━━━━━ Recorded information

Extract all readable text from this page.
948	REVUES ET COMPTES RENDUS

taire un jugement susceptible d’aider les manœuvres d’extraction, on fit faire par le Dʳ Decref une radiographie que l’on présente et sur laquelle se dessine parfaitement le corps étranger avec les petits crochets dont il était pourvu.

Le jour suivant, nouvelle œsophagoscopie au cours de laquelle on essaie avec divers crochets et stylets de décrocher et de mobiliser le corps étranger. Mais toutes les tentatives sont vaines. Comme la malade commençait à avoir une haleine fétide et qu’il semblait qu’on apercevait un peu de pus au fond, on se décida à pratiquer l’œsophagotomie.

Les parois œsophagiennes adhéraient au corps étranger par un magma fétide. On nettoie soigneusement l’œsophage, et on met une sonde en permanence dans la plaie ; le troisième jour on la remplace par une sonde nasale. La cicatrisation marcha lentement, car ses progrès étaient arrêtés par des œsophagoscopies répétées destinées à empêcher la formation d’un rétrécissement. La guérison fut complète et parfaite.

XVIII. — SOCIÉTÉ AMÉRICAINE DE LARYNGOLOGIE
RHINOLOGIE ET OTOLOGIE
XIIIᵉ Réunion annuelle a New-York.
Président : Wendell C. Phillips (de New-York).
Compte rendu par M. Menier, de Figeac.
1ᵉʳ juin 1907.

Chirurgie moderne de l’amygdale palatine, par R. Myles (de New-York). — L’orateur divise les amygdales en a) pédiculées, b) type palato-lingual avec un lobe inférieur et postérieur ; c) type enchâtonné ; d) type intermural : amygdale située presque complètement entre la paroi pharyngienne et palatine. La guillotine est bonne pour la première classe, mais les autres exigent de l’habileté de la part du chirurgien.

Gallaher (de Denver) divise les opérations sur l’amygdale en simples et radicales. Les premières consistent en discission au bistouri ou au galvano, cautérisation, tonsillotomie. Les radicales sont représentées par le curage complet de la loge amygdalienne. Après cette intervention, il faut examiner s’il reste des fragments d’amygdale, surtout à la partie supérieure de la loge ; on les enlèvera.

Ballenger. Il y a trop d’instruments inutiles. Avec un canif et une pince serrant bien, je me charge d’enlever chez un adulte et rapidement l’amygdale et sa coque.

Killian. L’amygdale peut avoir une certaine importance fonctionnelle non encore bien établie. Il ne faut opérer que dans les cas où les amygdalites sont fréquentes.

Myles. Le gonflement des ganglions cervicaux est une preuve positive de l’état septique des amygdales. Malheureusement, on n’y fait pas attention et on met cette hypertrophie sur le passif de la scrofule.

━━━━━━━━━━

# Aim:
Return what is listed above, exactly and completely.

# Result of the task:
Extract all readable text from this page.
948	REVUES ET COMPTES RENDUS

taire un jugement susceptible d’aider les manœuvres d’extraction, on fit faire par le Dʳ Decref une radiographie que l’on présente et sur laquelle se dessine parfaitement le corps étranger avec les petits crochets dont il était pourvu.

Le jour suivant, nouvelle œsophagoscopie au cours de laquelle on essaie avec divers crochets et stylets de décrocher et de mobiliser le corps étranger. Mais toutes les tentatives sont vaines. Comme la malade commençait à avoir une haleine fétide et qu’il semblait qu’on apercevait un peu de pus au fond, on se décida à pratiquer l’œsophagotomie.

Les parois œsophagiennes adhéraient au corps étranger par un magma fétide. On nettoie soigneusement l’œsophage, et on met une sonde en permanence dans la plaie ; le troisième jour on la remplace par une sonde nasale. La cicatrisation marcha lentement, car ses progrès étaient arrêtés par des œsophagoscopies répétées destinées à empêcher la formation d’un rétrécissement. La guérison fut complète et parfaite.

XVIII. — SOCIÉTÉ AMÉRICAINE DE LARYNGOLOGIE
RHINOLOGIE ET OTOLOGIE
XIIIᵉ Réunion annuelle a New-York.
Président : Wendell C. Phillips (de New-York).
Compte rendu par M. Menier, de Figeac.
1ᵉʳ juin 1907.

Chirurgie moderne de l’amygdale palatine, par R. Myles (de New-York). — L’orateur divise les amygdales en a) pédiculées, b) type palato-lingual avec un lobe inférieur et postérieur ; c) type enchâtonné ; d) type intermural : amygdale située presque complètement entre la paroi pharyngienne et palatine. La guillotine est bonne pour la première classe, mais les autres exigent de l’habileté de la part du chirurgien.

Gallaher (de Denver) divise les opérations sur l’amygdale en simples et radicales. Les premières consistent en discission au bistouri ou au galvano, cautérisation, tonsillotomie. Les radicales sont représentées par le curage complet de la loge amygdalienne. Après cette intervention, il faut examiner s’il reste des fragments d’amygdale, surtout à la partie supérieure de la loge ; on les enlèvera.

Ballenger. Il y a trop d’instruments inutiles. Avec un canif et une pince serrant bien, je me charge d’enlever chez un adulte et rapidement l’amygdale et sa coque.

Killian. L’amygdale peut avoir une certaine importance fonctionnelle non encore bien établie. Il ne faut opérer que dans les cas où les amygdalites sont fréquentes.

Myles. Le gonflement des ganglions cervicaux est une preuve positive de l’état septique des amygdales. Malheureusement, on n’y fait pas attention et on met cette hypertrophie sur le passif de la scrofule.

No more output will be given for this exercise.